[SUPPLIED RECORDS]
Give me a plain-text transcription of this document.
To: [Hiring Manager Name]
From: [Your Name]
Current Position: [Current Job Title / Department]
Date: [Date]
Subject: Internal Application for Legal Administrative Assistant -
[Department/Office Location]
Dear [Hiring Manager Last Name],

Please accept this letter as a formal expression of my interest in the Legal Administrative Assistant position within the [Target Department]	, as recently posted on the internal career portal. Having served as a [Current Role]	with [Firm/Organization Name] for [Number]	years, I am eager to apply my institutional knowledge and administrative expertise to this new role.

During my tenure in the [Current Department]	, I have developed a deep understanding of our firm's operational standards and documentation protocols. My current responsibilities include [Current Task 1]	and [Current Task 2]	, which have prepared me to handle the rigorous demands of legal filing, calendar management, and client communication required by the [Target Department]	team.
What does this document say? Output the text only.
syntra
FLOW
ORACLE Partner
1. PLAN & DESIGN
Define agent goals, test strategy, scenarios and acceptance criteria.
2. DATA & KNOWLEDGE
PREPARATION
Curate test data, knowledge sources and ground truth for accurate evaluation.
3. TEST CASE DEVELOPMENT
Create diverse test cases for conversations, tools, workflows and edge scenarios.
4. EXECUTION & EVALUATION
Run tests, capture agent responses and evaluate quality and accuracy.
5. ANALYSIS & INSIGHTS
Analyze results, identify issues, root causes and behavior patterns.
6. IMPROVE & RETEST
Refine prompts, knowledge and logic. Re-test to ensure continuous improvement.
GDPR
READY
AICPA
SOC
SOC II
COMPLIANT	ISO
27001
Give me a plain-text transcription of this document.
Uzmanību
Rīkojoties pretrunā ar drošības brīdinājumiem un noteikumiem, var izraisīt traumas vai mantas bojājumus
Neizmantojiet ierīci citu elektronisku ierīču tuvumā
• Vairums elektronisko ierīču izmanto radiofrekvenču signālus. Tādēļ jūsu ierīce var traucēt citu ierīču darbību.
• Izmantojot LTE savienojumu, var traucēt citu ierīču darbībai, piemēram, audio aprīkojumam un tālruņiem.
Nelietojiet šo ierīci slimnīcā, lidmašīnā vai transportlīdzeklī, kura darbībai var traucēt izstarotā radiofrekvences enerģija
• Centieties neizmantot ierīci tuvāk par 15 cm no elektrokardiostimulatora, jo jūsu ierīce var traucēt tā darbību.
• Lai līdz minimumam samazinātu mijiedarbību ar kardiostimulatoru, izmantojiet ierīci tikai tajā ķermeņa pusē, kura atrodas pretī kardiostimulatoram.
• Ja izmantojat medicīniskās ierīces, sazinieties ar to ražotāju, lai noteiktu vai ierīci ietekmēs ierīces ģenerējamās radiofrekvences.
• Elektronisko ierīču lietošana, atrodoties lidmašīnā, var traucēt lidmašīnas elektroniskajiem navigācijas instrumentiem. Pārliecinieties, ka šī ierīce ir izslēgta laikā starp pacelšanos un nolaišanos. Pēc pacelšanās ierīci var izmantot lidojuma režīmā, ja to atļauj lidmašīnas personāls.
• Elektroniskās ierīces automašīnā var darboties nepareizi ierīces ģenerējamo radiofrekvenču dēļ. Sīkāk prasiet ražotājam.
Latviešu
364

[THE REQUEST]
From the listing above, extract every line exactly as it stands.

[SOLUTION BELOW]
Give me a plain-text transcription of this document.
To: [Hiring Manager Name]
From: [Your Name]
Current Position: [Current Job Title / Department]
Date: [Date]
Subject: Internal Application for Legal Administrative Assistant -
[Department/Office Location]
Dear [Hiring Manager Last Name],

Please accept this letter as a formal expression of my interest in the Legal Administrative Assistant position within the [Target Department]	, as recently posted on the internal career portal. Having served as a [Current Role]	with [Firm/Organization Name] for [Number]	years, I am eager to apply my institutional knowledge and administrative expertise to this new role.

During my tenure in the [Current Department]	, I have developed a deep understanding of our firm's operational standards and documentation protocols. My current responsibilities include [Current Task 1]	and [Current Task 2]	, which have prepared me to handle the rigorous demands of legal filing, calendar management, and client communication required by the [Target Department]	team.
What does this document say? Output the text only.
syntra
FLOW
ORACLE Partner
1. PLAN & DESIGN
Define agent goals, test strategy, scenarios and acceptance criteria.
2. DATA & KNOWLEDGE
PREPARATION
Curate test data, knowledge sources and ground truth for accurate evaluation.
3. TEST CASE DEVELOPMENT
Create diverse test cases for conversations, tools, workflows and edge scenarios.
4. EXECUTION & EVALUATION
Run tests, capture agent responses and evaluate quality and accuracy.
5. ANALYSIS & INSIGHTS
Analyze results, identify issues, root causes and behavior patterns.
6. IMPROVE & RETEST
Refine prompts, knowledge and logic. Re-test to ensure continuous improvement.
GDPR
READY
AICPA
SOC
SOC II
COMPLIANT	ISO
27001
Give me a plain-text transcription of this document.
Uzmanību
Rīkojoties pretrunā ar drošības brīdinājumiem un noteikumiem, var izraisīt traumas vai mantas bojājumus
Neizmantojiet ierīci citu elektronisku ierīču tuvumā
• Vairums elektronisko ierīču izmanto radiofrekvenču signālus. Tādēļ jūsu ierīce var traucēt citu ierīču darbību.
• Izmantojot LTE savienojumu, var traucēt citu ierīču darbībai, piemēram, audio aprīkojumam un tālruņiem.
Nelietojiet šo ierīci slimnīcā, lidmašīnā vai transportlīdzeklī, kura darbībai var traucēt izstarotā radiofrekvences enerģija
• Centieties neizmantot ierīci tuvāk par 15 cm no elektrokardiostimulatora, jo jūsu ierīce var traucēt tā darbību.
• Lai līdz minimumam samazinātu mijiedarbību ar kardiostimulatoru, izmantojiet ierīci tikai tajā ķermeņa pusē, kura atrodas pretī kardiostimulatoram.
• Ja izmantojat medicīniskās ierīces, sazinieties ar to ražotāju, lai noteiktu vai ierīci ietekmēs ierīces ģenerējamās radiofrekvences.
• Elektronisko ierīču lietošana, atrodoties lidmašīnā, var traucēt lidmašīnas elektroniskajiem navigācijas instrumentiem. Pārliecinieties, ka šī ierīce ir izslēgta laikā starp pacelšanos un nolaišanos. Pēc pacelšanās ierīci var izmantot lidojuma režīmā, ja to atļauj lidmašīnas personāls.
• Elektroniskās ierīces automašīnā var darboties nepareizi ierīces ģenerējamo radiofrekvenču dēļ. Sīkāk prasiet ražotājam.
Latviešu
364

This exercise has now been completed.